### Task statement
Can you restate the records below word for word?

(Stored data)
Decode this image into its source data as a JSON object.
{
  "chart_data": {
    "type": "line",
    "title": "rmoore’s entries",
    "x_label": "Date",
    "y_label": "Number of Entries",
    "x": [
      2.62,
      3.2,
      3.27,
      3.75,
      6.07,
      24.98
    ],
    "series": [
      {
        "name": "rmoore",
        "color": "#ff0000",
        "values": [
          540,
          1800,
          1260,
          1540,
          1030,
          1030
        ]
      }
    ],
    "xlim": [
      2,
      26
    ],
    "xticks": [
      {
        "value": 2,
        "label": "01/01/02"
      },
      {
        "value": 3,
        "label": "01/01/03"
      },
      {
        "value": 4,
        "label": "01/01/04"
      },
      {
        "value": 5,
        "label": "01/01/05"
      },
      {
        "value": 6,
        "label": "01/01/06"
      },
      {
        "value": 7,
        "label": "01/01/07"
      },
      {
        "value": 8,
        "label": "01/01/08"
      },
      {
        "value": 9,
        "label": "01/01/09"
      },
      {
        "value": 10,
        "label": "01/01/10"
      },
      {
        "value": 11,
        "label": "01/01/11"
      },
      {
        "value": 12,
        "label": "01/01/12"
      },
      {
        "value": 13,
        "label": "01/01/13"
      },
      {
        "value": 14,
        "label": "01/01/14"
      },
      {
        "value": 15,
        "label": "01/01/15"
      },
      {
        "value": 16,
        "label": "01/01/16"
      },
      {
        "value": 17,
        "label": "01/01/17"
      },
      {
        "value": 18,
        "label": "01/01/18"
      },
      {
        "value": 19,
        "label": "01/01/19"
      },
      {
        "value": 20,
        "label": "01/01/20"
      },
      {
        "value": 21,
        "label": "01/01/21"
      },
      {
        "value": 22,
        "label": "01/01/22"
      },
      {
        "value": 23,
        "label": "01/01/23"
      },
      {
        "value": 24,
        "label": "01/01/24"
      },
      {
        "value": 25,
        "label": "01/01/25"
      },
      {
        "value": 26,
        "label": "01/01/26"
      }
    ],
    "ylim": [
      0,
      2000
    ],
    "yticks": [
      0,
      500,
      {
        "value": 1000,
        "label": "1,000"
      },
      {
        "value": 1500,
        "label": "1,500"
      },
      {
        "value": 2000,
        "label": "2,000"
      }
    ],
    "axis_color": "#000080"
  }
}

### Solution for this task
Decode this image into its source data as a JSON object.
{
  "chart_data": {
    "type": "line",
    "title": "rmoore’s entries",
    "x_label": "Date",
    "y_label": "Number of Entries",
    "x": [
      2.62,
      3.2,
      3.27,
      3.75,
      6.07,
      24.98
    ],
    "series": [
      {
        "name": "rmoore",
        "color": "#ff0000",
        "values": [
          540,
          1800,
          1260,
          1540,
          1030,
          1030
        ]
      }
    ],
    "xlim": [
      2,
      26
    ],
    "xticks": [
      {
        "value": 2,
        "label": "01/01/02"
      },
      {
        "value": 3,
        "label": "01/01/03"
      },
      {
        "value": 4,
        "label": "01/01/04"
      },
      {
        "value": 5,
        "label": "01/01/05"
      },
      {
        "value": 6,
        "label": "01/01/06"
      },
      {
        "value": 7,
        "label": "01/01/07"
      },
      {
        "value": 8,
        "label": "01/01/08"
      },
      {
        "value": 9,
        "label": "01/01/09"
      },
      {
        "value": 10,
        "label": "01/01/10"
      },
      {
        "value": 11,
        "label": "01/01/11"
      },
      {
        "value": 12,
        "label": "01/01/12"
      },
      {
        "value": 13,
        "label": "01/01/13"
      },
      {
        "value": 14,
        "label": "01/01/14"
      },
      {
        "value": 15,
        "label": "01/01/15"
      },
      {
        "value": 16,
        "label": "01/01/16"
      },
      {
        "value": 17,
        "label": "01/01/17"
      },
      {
        "value": 18,
        "label": "01/01/18"
      },
      {
        "value": 19,
        "label": "01/01/19"
      },
      {
        "value": 20,
        "label": "01/01/20"
      },
      {
        "value": 21,
        "label": "01/01/21"
      },
      {
        "value": 22,
        "label": "01/01/22"
      },
      {
        "value": 23,
        "label": "01/01/23"
      },
      {
        "value": 24,
        "label": "01/01/24"
      },
      {
        "value": 25,
        "label": "01/01/25"
      },
      {
        "value": 26,
        "label": "01/01/26"
      }
    ],
    "ylim": [
      0,
      2000
    ],
    "yticks": [
      0,
      500,
      {
        "value": 1000,
        "label": "1,000"
      },
      {
        "value": 1500,
        "label": "1,500"
      },
      {
        "value": 2000,
        "label": "2,000"
      }
    ],
    "axis_color": "#000080"
  }
}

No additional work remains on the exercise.